:: Instructions for the task ::
Exactly reproduce all the records, keeping pictures out of the copy.

:: Input for this task ::
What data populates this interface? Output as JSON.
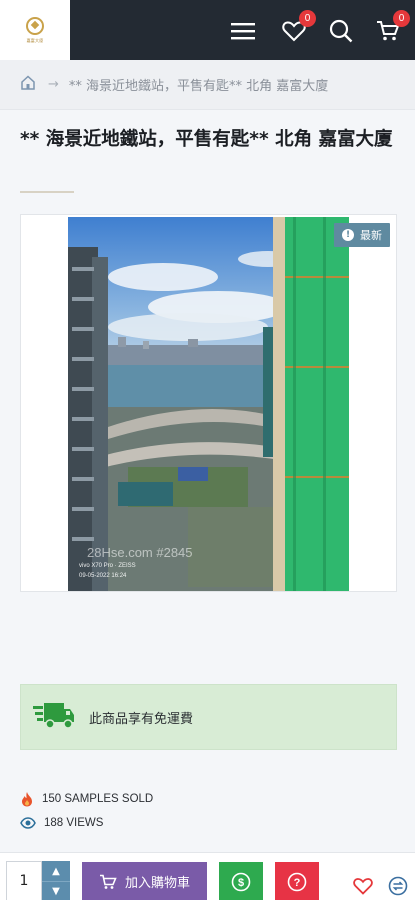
{
  "header": {
    "logo_text": "嘉富大廈",
    "wishlist_count": "0",
    "cart_count": "0"
  },
  "breadcrumb": {
    "current": "** 海景近地鐵站，平售有匙** 北角 嘉富大廈"
  },
  "product": {
    "title": "** 海景近地鐵站，平售有匙** 北角 嘉富大廈",
    "badge": "最新",
    "watermark": "28Hse.com #2845",
    "photo_caption_1": "vivo X70 Pro · ZEISS",
    "photo_caption_2": "09-05-2022 16:24"
  },
  "shipping": {
    "text": "此商品享有免運費"
  },
  "stats": {
    "sold": "150 SAMPLES SOLD",
    "views": "188 VIEWS"
  },
  "bottom_bar": {
    "quantity": "1",
    "add_to_cart": "加入購物車"
  },
  "colors": {
    "header_bg": "#232a33",
    "badge_red": "#e5383b",
    "cart_purple": "#7a5ba8",
    "buy_green": "#2eaa4f",
    "question_red": "#e73345",
    "stepper_blue": "#5c8dad",
    "shipping_bg": "#d8ecd5"
  }
}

:: Response below ::
What data populates this interface? Output as JSON.
{
  "header": {
    "logo_text": "嘉富大廈",
    "wishlist_count": "0",
    "cart_count": "0"
  },
  "breadcrumb": {
    "current": "** 海景近地鐵站，平售有匙** 北角 嘉富大廈"
  },
  "product": {
    "title": "** 海景近地鐵站，平售有匙** 北角 嘉富大廈",
    "badge": "最新",
    "watermark": "28Hse.com #2845",
    "photo_caption_1": "vivo X70 Pro · ZEISS",
    "photo_caption_2": "09-05-2022 16:24"
  },
  "shipping": {
    "text": "此商品享有免運費"
  },
  "stats": {
    "sold": "150 SAMPLES SOLD",
    "views": "188 VIEWS"
  },
  "bottom_bar": {
    "quantity": "1",
    "add_to_cart": "加入購物車"
  },
  "colors": {
    "header_bg": "#232a33",
    "badge_red": "#e5383b",
    "cart_purple": "#7a5ba8",
    "buy_green": "#2eaa4f",
    "question_red": "#e73345",
    "stepper_blue": "#5c8dad",
    "shipping_bg": "#d8ecd5"
  }
}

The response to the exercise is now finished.